[Excerpted text]:

= = = =

In a further embodiment, it is ensured that the bearing bush has an axially projecting edge on at least one side, which surrounds the ring with such play that the maximum relative stroke between the bearing bush and the ring is smaller than the maximum bearing bush stroke. This also results in a stroke limitation which ensures that both the ring and the bearing bush are pivoted on larger strokes.

It is favorable here that the sum of the maximum ring stroke and the maximum relative stroke is greater than the maximum Bearing stroke. In the rest position, when there is no hydrostatic pressure, the bearing bush is supported directly on the carrier.

A hydrostatic stabilizing device acting on the roll shell and / or on the bearing bush, with primary elements acting in the direction of the support device and secondary elements acting in the opposite direction, which due to their tensioning effect prevent at least an impermissibly large transverse displacement of the roll shell offers particular advantages. With the help of the primary and secondary elements, transverse forces acting on the roll shell can be absorbed. As a result, the pivot pin can be relieved of transverse forces, which in turn benefits the low-friction pivoting. In connection with the sliding block storage, the stabilizing elements lead to an automatic tracking of the sliding block. Because with increasing swivel angle, the transverse forces exerted by the stabilizing device on the roll shell increase until finally the sliding block is completely or almost relieved of transverse forces and therefore adjusts in the groove.

In the simplest case, the hydrostatic bearing elements of the support device serve as primary elements. They can have such a dimension in the circumferential direction that they are suitable for absorbing transverse forces. It is particularly favorable if they are loaded by at least two pressure transducers offset in the circumferential direction, each consisting of piston and cylinder. Such bearing elements are known for example from DE-PS 30 22 491.

= = = =

(Dataset entries)
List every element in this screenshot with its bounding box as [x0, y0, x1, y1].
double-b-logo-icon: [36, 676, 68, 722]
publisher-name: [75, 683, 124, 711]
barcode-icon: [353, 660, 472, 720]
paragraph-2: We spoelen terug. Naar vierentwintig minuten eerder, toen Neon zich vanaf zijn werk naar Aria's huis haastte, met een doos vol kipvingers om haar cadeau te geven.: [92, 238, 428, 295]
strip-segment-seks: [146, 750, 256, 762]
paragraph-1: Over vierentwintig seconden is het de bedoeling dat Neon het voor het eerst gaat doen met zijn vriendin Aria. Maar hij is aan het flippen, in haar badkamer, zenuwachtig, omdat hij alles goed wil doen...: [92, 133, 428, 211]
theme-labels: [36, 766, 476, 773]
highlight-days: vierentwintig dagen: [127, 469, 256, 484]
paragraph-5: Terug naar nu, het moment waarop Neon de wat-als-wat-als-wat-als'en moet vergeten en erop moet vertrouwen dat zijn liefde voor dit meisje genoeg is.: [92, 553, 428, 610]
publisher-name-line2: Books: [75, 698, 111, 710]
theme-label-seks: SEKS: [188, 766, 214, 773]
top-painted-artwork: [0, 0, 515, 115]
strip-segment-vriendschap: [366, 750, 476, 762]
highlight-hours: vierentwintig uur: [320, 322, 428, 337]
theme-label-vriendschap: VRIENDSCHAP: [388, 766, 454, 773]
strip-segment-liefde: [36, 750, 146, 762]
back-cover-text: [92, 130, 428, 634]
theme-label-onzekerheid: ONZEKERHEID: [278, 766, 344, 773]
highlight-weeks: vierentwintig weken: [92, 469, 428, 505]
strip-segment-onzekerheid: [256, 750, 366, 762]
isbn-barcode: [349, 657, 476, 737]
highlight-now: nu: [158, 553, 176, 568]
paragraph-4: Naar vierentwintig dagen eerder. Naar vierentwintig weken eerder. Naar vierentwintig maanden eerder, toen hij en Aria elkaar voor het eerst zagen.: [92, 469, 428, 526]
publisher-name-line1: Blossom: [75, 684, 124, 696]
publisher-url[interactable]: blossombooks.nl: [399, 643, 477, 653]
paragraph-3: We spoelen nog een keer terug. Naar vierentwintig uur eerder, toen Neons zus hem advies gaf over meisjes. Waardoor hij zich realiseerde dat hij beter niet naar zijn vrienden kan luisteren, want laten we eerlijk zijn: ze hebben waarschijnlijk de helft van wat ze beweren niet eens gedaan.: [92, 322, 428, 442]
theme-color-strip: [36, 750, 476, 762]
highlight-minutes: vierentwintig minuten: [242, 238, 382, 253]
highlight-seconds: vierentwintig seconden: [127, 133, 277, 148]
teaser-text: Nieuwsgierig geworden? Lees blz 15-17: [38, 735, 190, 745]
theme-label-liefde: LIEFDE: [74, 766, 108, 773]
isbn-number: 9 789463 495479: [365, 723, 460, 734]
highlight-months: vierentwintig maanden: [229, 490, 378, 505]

= = = =

[Written tasks]:
• a. Edit the roll bearing excerpt by rewriting everything from "In a further" down to "on larger strokes.", with "bearing bush" replaced by "bearing sleeve".
• b. In one to three sentences, explain why, according to the roll bearing excerpt, the stabilizing elements cause the sliding block to track automatically.
The listing is not needed for this work.

[Answers to the exercise]:
• a.
In a further embodiment, it is ensured that the bearing sleeve has an axially projecting edge on at least one side, which surrounds the ring with such play that the maximum relative stroke between the bearing sleeve and the ring is smaller than the maximum bearing sleeve stroke. This also results in a stroke limitation which ensures that both the ring and the bearing sleeve are pivoted on larger strokes.

• b. As the swivel angle increases, the transverse forces that the stabilizing device exerts on the roll shell also increase. Eventually the sliding block is completely or almost relieved of transverse forces, so it adjusts in the groove.